[Dataset rows about figures]
++++++

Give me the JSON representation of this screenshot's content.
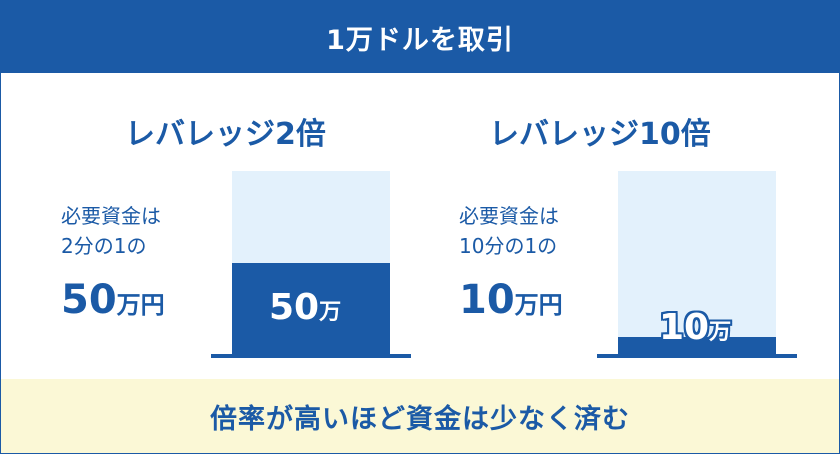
{
  "header": {
    "title": "1万ドルを取引"
  },
  "columns": [
    {
      "title": "レバレッジ2倍",
      "desc_line1": "必要資金は",
      "desc_line2": "2分の1の",
      "amount_number": "50",
      "amount_unit": "万円",
      "bar_fill_fraction": 0.5,
      "bar_label_number": "50",
      "bar_label_unit": "万"
    },
    {
      "title": "レバレッジ10倍",
      "desc_line1": "必要資金は",
      "desc_line2": "10分の1の",
      "amount_number": "10",
      "amount_unit": "万円",
      "bar_fill_fraction": 0.1,
      "bar_label_number": "10",
      "bar_label_unit": "万"
    }
  ],
  "footer": {
    "text": "倍率が高いほど資金は少なく済む"
  },
  "colors": {
    "primary": "#1b5aa6",
    "bar_background": "#e3f1fc",
    "footer_background": "#fbf8d6"
  }
}
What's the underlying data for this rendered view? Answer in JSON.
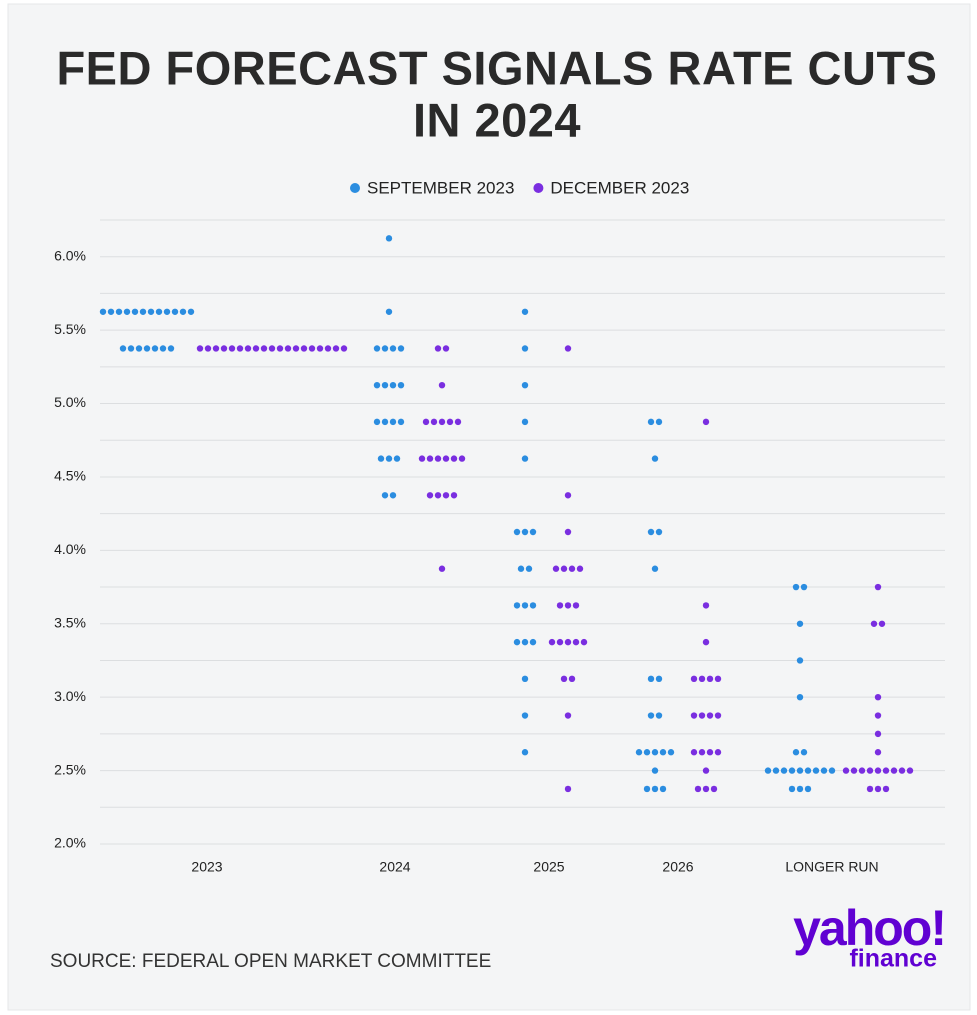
{
  "chart_data": {
    "type": "dotplot",
    "title": [
      "FED FORECAST SIGNALS RATE CUTS",
      "IN 2024"
    ],
    "categories": [
      "2023",
      "2024",
      "2025",
      "2026",
      "LONGER RUN"
    ],
    "series": [
      {
        "name": "SEPTEMBER 2023",
        "color": "#2b8de0",
        "values": [
          [
            5.625,
            5.625,
            5.625,
            5.625,
            5.625,
            5.625,
            5.625,
            5.625,
            5.625,
            5.625,
            5.625,
            5.625,
            5.375,
            5.375,
            5.375,
            5.375,
            5.375,
            5.375,
            5.375
          ],
          [
            6.125,
            5.625,
            5.375,
            5.375,
            5.375,
            5.375,
            5.125,
            5.125,
            5.125,
            5.125,
            4.875,
            4.875,
            4.875,
            4.875,
            4.625,
            4.625,
            4.625,
            4.375,
            4.375
          ],
          [
            5.625,
            5.375,
            5.125,
            4.875,
            4.625,
            4.125,
            4.125,
            4.125,
            3.875,
            3.875,
            3.625,
            3.625,
            3.625,
            3.375,
            3.375,
            3.375,
            3.125,
            2.875,
            2.625
          ],
          [
            4.875,
            4.875,
            4.625,
            4.125,
            4.125,
            3.875,
            3.125,
            3.125,
            2.875,
            2.875,
            2.625,
            2.625,
            2.625,
            2.625,
            2.625,
            2.5,
            2.375,
            2.375,
            2.375
          ],
          [
            3.75,
            3.75,
            3.5,
            3.25,
            3.0,
            2.625,
            2.625,
            2.5,
            2.5,
            2.5,
            2.5,
            2.5,
            2.5,
            2.5,
            2.5,
            2.5,
            2.375,
            2.375,
            2.375
          ]
        ]
      },
      {
        "name": "DECEMBER 2023",
        "color": "#7a2ee0",
        "values": [
          [
            5.375,
            5.375,
            5.375,
            5.375,
            5.375,
            5.375,
            5.375,
            5.375,
            5.375,
            5.375,
            5.375,
            5.375,
            5.375,
            5.375,
            5.375,
            5.375,
            5.375,
            5.375,
            5.375
          ],
          [
            5.375,
            5.375,
            5.125,
            4.875,
            4.875,
            4.875,
            4.875,
            4.875,
            4.625,
            4.625,
            4.625,
            4.625,
            4.625,
            4.625,
            4.375,
            4.375,
            4.375,
            4.375,
            3.875
          ],
          [
            5.375,
            4.375,
            4.125,
            3.875,
            3.875,
            3.875,
            3.875,
            3.625,
            3.625,
            3.625,
            3.375,
            3.375,
            3.375,
            3.375,
            3.375,
            3.125,
            3.125,
            2.875,
            2.375
          ],
          [
            4.875,
            3.625,
            3.375,
            3.125,
            3.125,
            3.125,
            3.125,
            2.875,
            2.875,
            2.875,
            2.875,
            2.625,
            2.625,
            2.625,
            2.625,
            2.5,
            2.375,
            2.375,
            2.375
          ],
          [
            3.75,
            3.5,
            3.5,
            3.0,
            2.875,
            2.75,
            2.625,
            2.5,
            2.5,
            2.5,
            2.5,
            2.5,
            2.5,
            2.5,
            2.5,
            2.5,
            2.375,
            2.375,
            2.375
          ]
        ]
      }
    ],
    "ylim": [
      2.0,
      6.25
    ],
    "yticks": [
      {
        "value": 2.0,
        "label": "2.0%"
      },
      {
        "value": 2.5,
        "label": "2.5%"
      },
      {
        "value": 3.0,
        "label": "3.0%"
      },
      {
        "value": 3.5,
        "label": "3.5%"
      },
      {
        "value": 4.0,
        "label": "4.0%"
      },
      {
        "value": 4.5,
        "label": "4.5%"
      },
      {
        "value": 5.0,
        "label": "5.0%"
      },
      {
        "value": 5.5,
        "label": "5.5%"
      },
      {
        "value": 6.0,
        "label": "6.0%"
      }
    ],
    "minor_grid": [
      2.25,
      2.75,
      3.25,
      3.75,
      4.25,
      4.75,
      5.25,
      5.75,
      6.25
    ],
    "grid": true,
    "source": "SOURCE: FEDERAL OPEN MARKET COMMITTEE",
    "logo": {
      "brand": "yahoo!",
      "sub": "finance"
    }
  }
}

++++++

DIRECTIONS
Isolate the lines that hold the word "JSON" and copy all of them.

TASK ANSWER
Give me the JSON representation of this screenshot's content.
What's the underlying data for this rendered view? Answer in JSON.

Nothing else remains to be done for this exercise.